== Exercise inputs ==
- - -
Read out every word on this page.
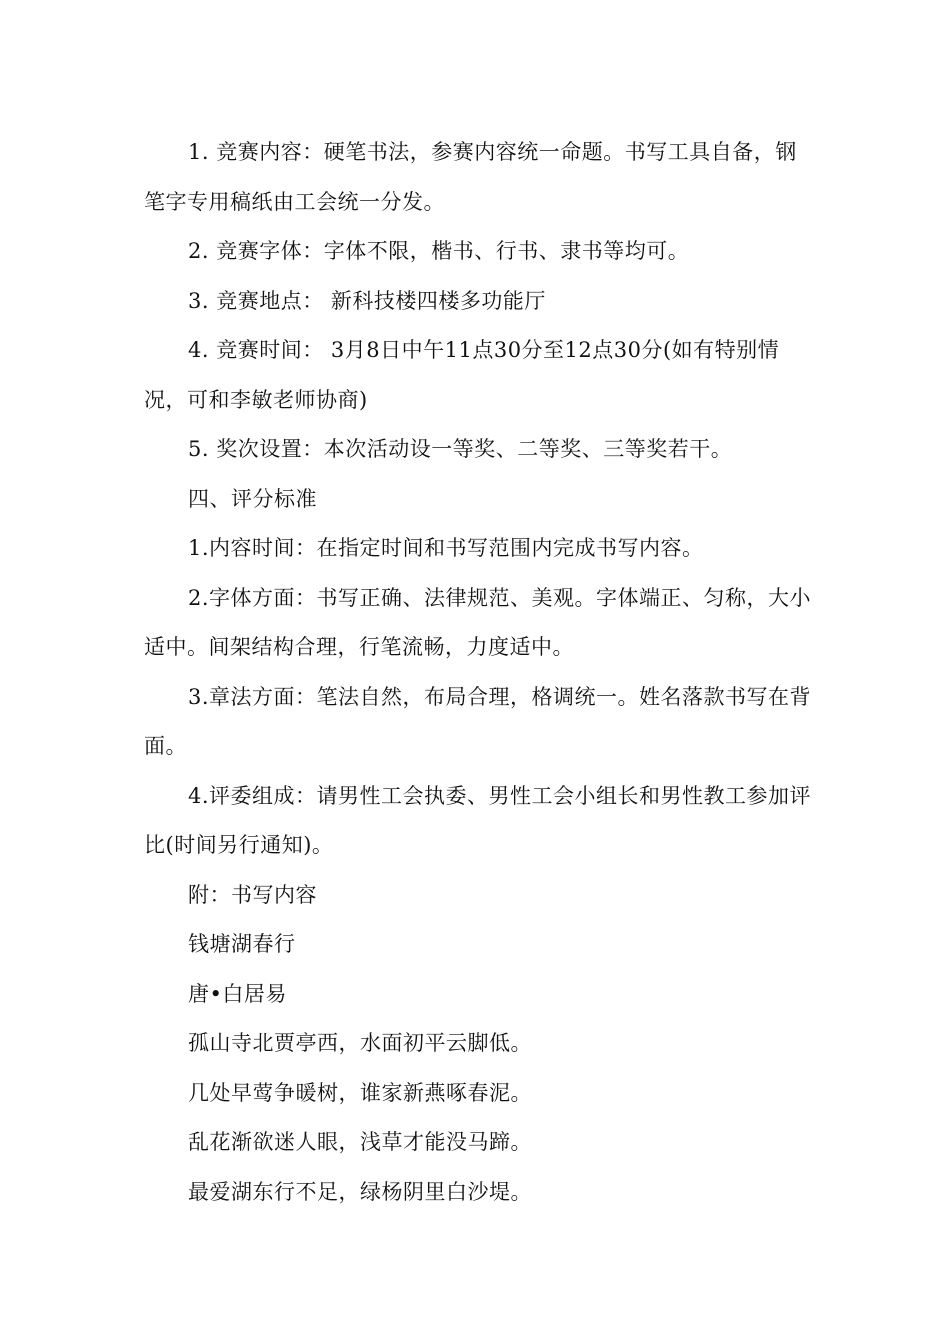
1. 竞赛内容：硬笔书法，参赛内容统一命题。书写工具自备，钢笔字专用稿纸由工会统一分发。

2. 竞赛字体：字体不限，楷书、行书、隶书等均可。

3. 竞赛地点： 新科技楼四楼多功能厅

4. 竞赛时间： 3月8日中午11点30分至12点30分(如有特别情况，可和李敏老师协商)

5. 奖次设置：本次活动设一等奖、二等奖、三等奖若干。

四、评分标准

1.内容时间：在指定时间和书写范围内完成书写内容。

2.字体方面：书写正确、法律规范、美观。字体端正、匀称，大小适中。间架结构合理，行笔流畅，力度适中。

3.章法方面：笔法自然，布局合理，格调统一。姓名落款书写在背面。

4.评委组成：请男性工会执委、男性工会小组长和男性教工参加评比(时间另行通知)。

附：书写内容

钱塘湖春行

唐•白居易

孤山寺北贾亭西，水面初平云脚低。

几处早莺争暖树，谁家新燕啄春泥。

乱花渐欲迷人眼，浅草才能没马蹄。

最爱湖东行不足，绿杨阴里白沙堤。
- - -
== Your task ==
Output the material word for word, omitting its pictures.

== Written answer ==
Read out every word on this page.
1. 竞赛内容：硬笔书法，参赛内容统一命题。书写工具自备，钢笔字专用稿纸由工会统一分发。

2. 竞赛字体：字体不限，楷书、行书、隶书等均可。

3. 竞赛地点： 新科技楼四楼多功能厅

4. 竞赛时间： 3月8日中午11点30分至12点30分(如有特别情况，可和李敏老师协商)

5. 奖次设置：本次活动设一等奖、二等奖、三等奖若干。

四、评分标准

1.内容时间：在指定时间和书写范围内完成书写内容。

2.字体方面：书写正确、法律规范、美观。字体端正、匀称，大小适中。间架结构合理，行笔流畅，力度适中。

3.章法方面：笔法自然，布局合理，格调统一。姓名落款书写在背面。

4.评委组成：请男性工会执委、男性工会小组长和男性教工参加评比(时间另行通知)。

附：书写内容

钱塘湖春行

唐•白居易

孤山寺北贾亭西，水面初平云脚低。

几处早莺争暖树，谁家新燕啄春泥。

乱花渐欲迷人眼，浅草才能没马蹄。

最爱湖东行不足，绿杨阴里白沙堤。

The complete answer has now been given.